• **EXERCISE PROMPT**
Every line with "protein" in it should be copied from the data.
┌──
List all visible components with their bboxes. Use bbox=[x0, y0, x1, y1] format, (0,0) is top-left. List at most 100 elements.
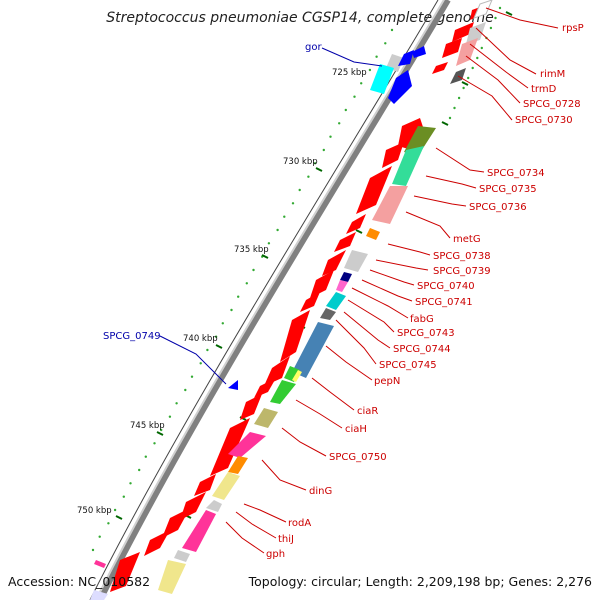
gene-label[interactable]: SPCG_0735 bbox=[479, 184, 537, 195]
guide-dot bbox=[313, 162, 317, 165]
gene-arrow[interactable] bbox=[228, 380, 238, 390]
map-title: Streptococcus pneumoniae CGSP14, complet… bbox=[106, 10, 494, 26]
guide-dot bbox=[329, 135, 332, 138]
reverse-genes bbox=[90, 46, 426, 600]
gene-label[interactable]: SPCG_0749 bbox=[103, 331, 161, 342]
gene-label[interactable]: metG bbox=[453, 234, 481, 245]
gene-arrow[interactable] bbox=[194, 474, 216, 496]
gene-label[interactable]: SPCG_0739 bbox=[433, 266, 491, 277]
guide-dot bbox=[221, 322, 224, 325]
gene-label[interactable]: pepN bbox=[374, 376, 400, 387]
gene-label[interactable]: fabG bbox=[410, 314, 434, 325]
gene-labels-left: gor SPCG_0749 bbox=[103, 42, 322, 342]
gene-arrow[interactable] bbox=[334, 232, 356, 252]
gene-arrow[interactable] bbox=[110, 552, 140, 592]
gene-label[interactable]: rimM bbox=[540, 69, 565, 80]
guide-dot bbox=[267, 242, 271, 245]
gene-arrow[interactable] bbox=[398, 50, 414, 66]
gene-arrow[interactable] bbox=[412, 46, 426, 58]
forward-genes bbox=[110, 4, 488, 592]
guide-dot bbox=[98, 535, 101, 538]
guide-dot bbox=[457, 96, 461, 100]
gene-arrow[interactable] bbox=[144, 530, 170, 556]
guide-dot bbox=[252, 268, 255, 272]
guide-dot bbox=[206, 348, 209, 352]
guide-dot bbox=[368, 68, 372, 72]
gene-label[interactable]: ciaH bbox=[345, 424, 367, 435]
guide-dot bbox=[480, 46, 483, 50]
guide-dot bbox=[175, 402, 178, 405]
gene-arrow[interactable] bbox=[310, 270, 334, 298]
gene-label[interactable]: thiJ bbox=[278, 534, 294, 545]
gene-label[interactable]: SPCG_0738 bbox=[433, 251, 491, 262]
gene-arrow[interactable] bbox=[452, 22, 474, 42]
label-leaders-left bbox=[159, 47, 383, 385]
guide-dot bbox=[168, 415, 172, 418]
guide-dot bbox=[237, 295, 240, 298]
gene-label[interactable]: SPCG_0740 bbox=[417, 281, 475, 292]
guide-dot bbox=[338, 122, 341, 125]
gene-arrow[interactable] bbox=[356, 166, 392, 214]
gene-label[interactable]: SPCG_0743 bbox=[397, 328, 455, 339]
tick-label-745: 745 kbp bbox=[130, 421, 165, 431]
guide-dot bbox=[107, 522, 110, 525]
gene-label[interactable]: SPCG_0741 bbox=[415, 297, 473, 308]
gene-arrow[interactable] bbox=[346, 214, 366, 234]
guide-dot bbox=[291, 202, 295, 205]
gene-arrow[interactable] bbox=[300, 292, 320, 312]
gene-label[interactable]: ciaR bbox=[357, 406, 378, 417]
gene-label[interactable]: SPCG_0744 bbox=[393, 344, 451, 355]
gene-arrow[interactable] bbox=[210, 418, 250, 476]
guide-dot bbox=[360, 82, 363, 85]
gene-labels-right: rpsP rimM trmD SPCG_0728 SPCG_0730 SPCG_… bbox=[266, 23, 584, 560]
guide-dot bbox=[199, 362, 202, 365]
gene-arrow[interactable] bbox=[280, 310, 310, 362]
guide-dot bbox=[384, 42, 387, 45]
gene-arrow[interactable] bbox=[442, 38, 462, 58]
guide-dot bbox=[276, 228, 279, 232]
guide-dot bbox=[144, 455, 147, 458]
gene-arrow[interactable] bbox=[432, 62, 448, 74]
gene-label[interactable]: rpsP bbox=[562, 23, 584, 34]
backbone-outer bbox=[97, 0, 451, 600]
guide-dot bbox=[190, 375, 194, 378]
gene-arrow[interactable] bbox=[388, 70, 412, 104]
guide-dot bbox=[283, 215, 286, 218]
gene-arrow[interactable] bbox=[322, 250, 346, 276]
gene-arrow[interactable] bbox=[240, 394, 262, 420]
gene-label[interactable]: SPCG_0730 bbox=[515, 115, 573, 126]
gene-label[interactable]: SPCG_0750 bbox=[329, 452, 387, 463]
gene-arrow[interactable] bbox=[254, 378, 276, 398]
gene-box[interactable] bbox=[370, 64, 394, 94]
gene-label[interactable]: SPCG_0734 bbox=[487, 168, 545, 179]
guide-dot bbox=[453, 106, 456, 110]
gene-label[interactable]: trmD bbox=[531, 84, 557, 95]
tick-label-735: 735 kbp bbox=[234, 245, 269, 255]
guide-dot bbox=[467, 76, 470, 80]
gene-arrow[interactable] bbox=[382, 142, 404, 168]
topology-text: Topology: circular; Length: 2,209,198 bp… bbox=[248, 574, 592, 589]
gene-box[interactable] bbox=[94, 560, 106, 568]
gene-label[interactable]: rodA bbox=[288, 518, 311, 529]
guide-dot bbox=[476, 56, 479, 60]
gene-label[interactable]: gph bbox=[266, 549, 285, 560]
guide-dot bbox=[322, 148, 325, 152]
gene-label[interactable]: SPCG_0745 bbox=[379, 360, 437, 371]
gene-label[interactable]: SPCG_0728 bbox=[523, 99, 581, 110]
gene-label[interactable]: dinG bbox=[309, 486, 332, 497]
guide-dot bbox=[160, 428, 163, 432]
guide-dot bbox=[230, 308, 233, 312]
guide-dot bbox=[245, 282, 248, 285]
guide-dot bbox=[122, 495, 126, 498]
guide-dot bbox=[214, 335, 218, 338]
guide-dot bbox=[138, 468, 141, 472]
label-leaders-right bbox=[225, 7, 559, 554]
gene-box[interactable] bbox=[90, 590, 108, 600]
gene-label[interactable]: gor bbox=[305, 42, 322, 53]
gene-arrow[interactable] bbox=[264, 356, 290, 386]
gene-label[interactable]: SPCG_0736 bbox=[469, 202, 527, 213]
gene-arrow[interactable] bbox=[398, 118, 424, 150]
guide-dot bbox=[494, 16, 497, 20]
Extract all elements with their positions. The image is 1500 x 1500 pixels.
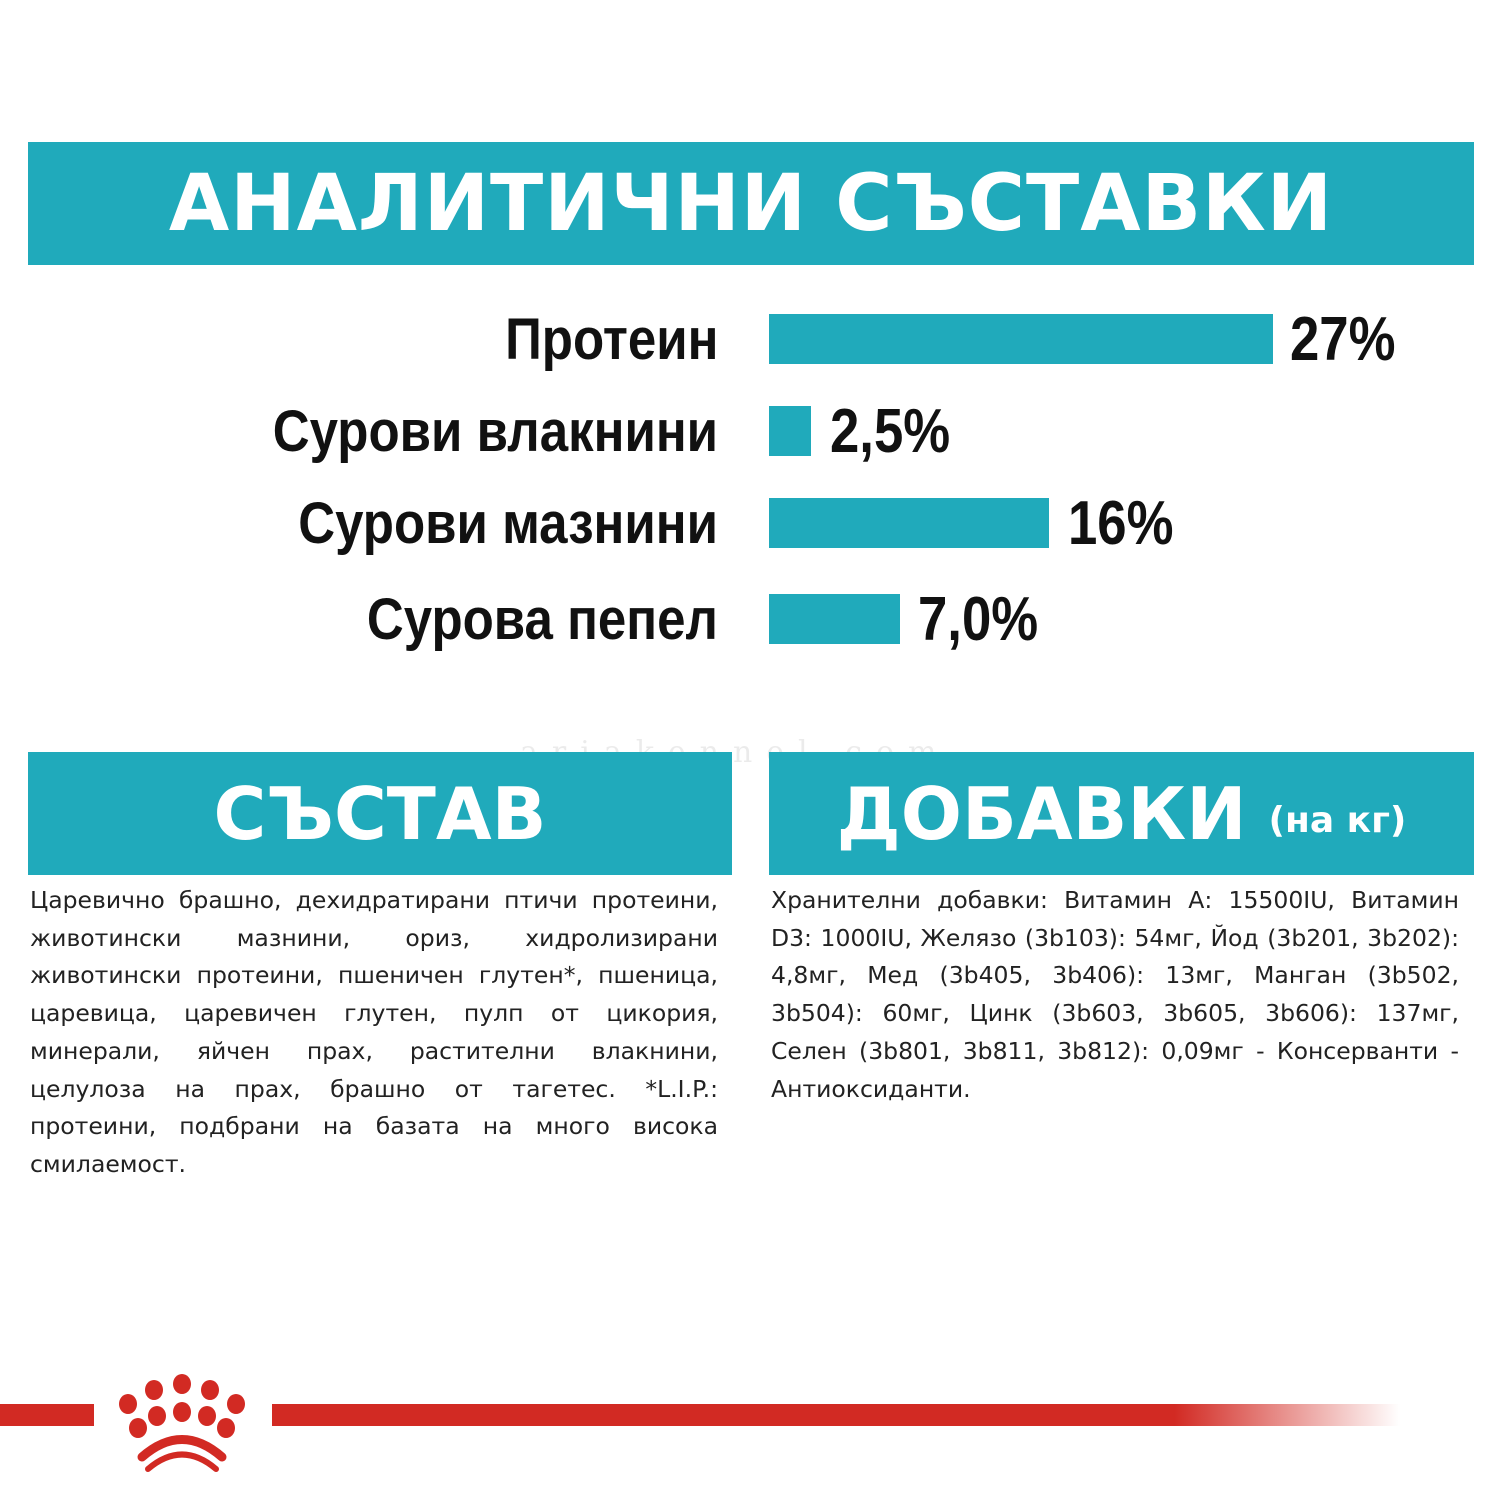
chart-row-protein: Протеин 27%	[0, 305, 1500, 374]
chart-row-ash: Сурова пепел 7,0%	[0, 585, 1500, 654]
bar-ash	[769, 594, 900, 644]
brand-stripe-right	[272, 1404, 1400, 1426]
analytical-constituents-banner: АНАЛИТИЧНИ СЪСТАВКИ	[28, 142, 1474, 265]
additives-subtitle: (на кг)	[1268, 800, 1407, 841]
chart-row-fat: Сурови мазнини 16%	[0, 489, 1500, 558]
bar-protein	[769, 314, 1273, 364]
additives-title: ДОБАВКИ	[836, 771, 1247, 856]
banner-title: АНАЛИТИЧНИ СЪСТАВКИ	[168, 158, 1334, 249]
additives-text: Хранителни добавки: Витамин А: 15500IU, …	[771, 886, 1459, 1103]
row-value: 2,5%	[830, 397, 951, 466]
chart-row-fibre: Сурови влакнини 2,5%	[0, 397, 1500, 466]
row-value: 27%	[1290, 305, 1396, 374]
row-label: Сурови влакнини	[272, 399, 718, 464]
row-label: Сурова пепел	[366, 587, 718, 652]
brand-stripe-left	[0, 1404, 94, 1426]
row-value: 16%	[1068, 489, 1174, 558]
bar-fat	[769, 498, 1049, 548]
composition-text: Царевично брашно, дехидратирани птичи пр…	[30, 886, 718, 1178]
composition-title: СЪСТАВ	[213, 771, 547, 856]
composition-banner: СЪСТАВ	[28, 752, 732, 875]
row-label: Сурови мазнини	[298, 491, 718, 556]
row-value: 7,0%	[918, 585, 1039, 654]
royal-crown-icon	[119, 1374, 245, 1472]
bar-fibre	[769, 406, 811, 456]
additives-banner: ДОБАВКИ (на кг)	[769, 752, 1474, 875]
row-label: Протеин	[504, 307, 718, 372]
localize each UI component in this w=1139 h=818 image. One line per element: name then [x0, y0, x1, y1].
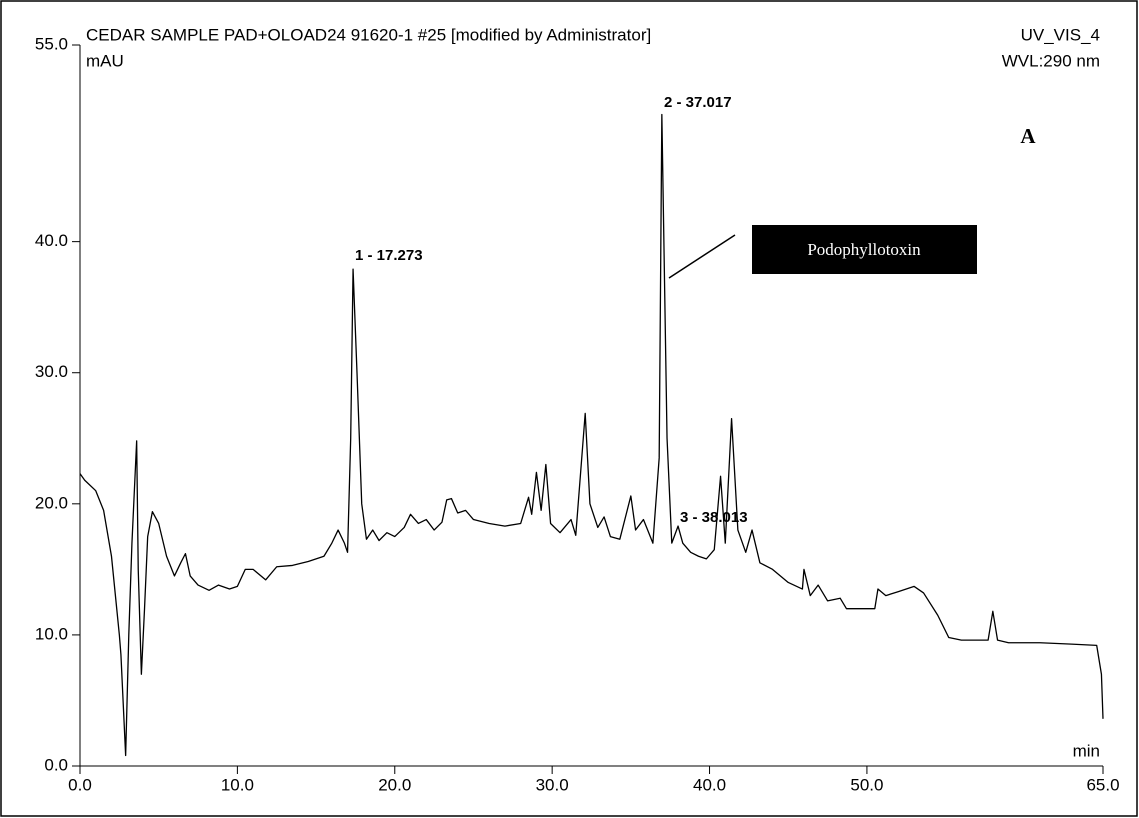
└──
• **COMPLETED TASK**
chart-row-protein: Протеин 27%	[0, 305, 1500, 374]
bar-protein	[769, 314, 1273, 364]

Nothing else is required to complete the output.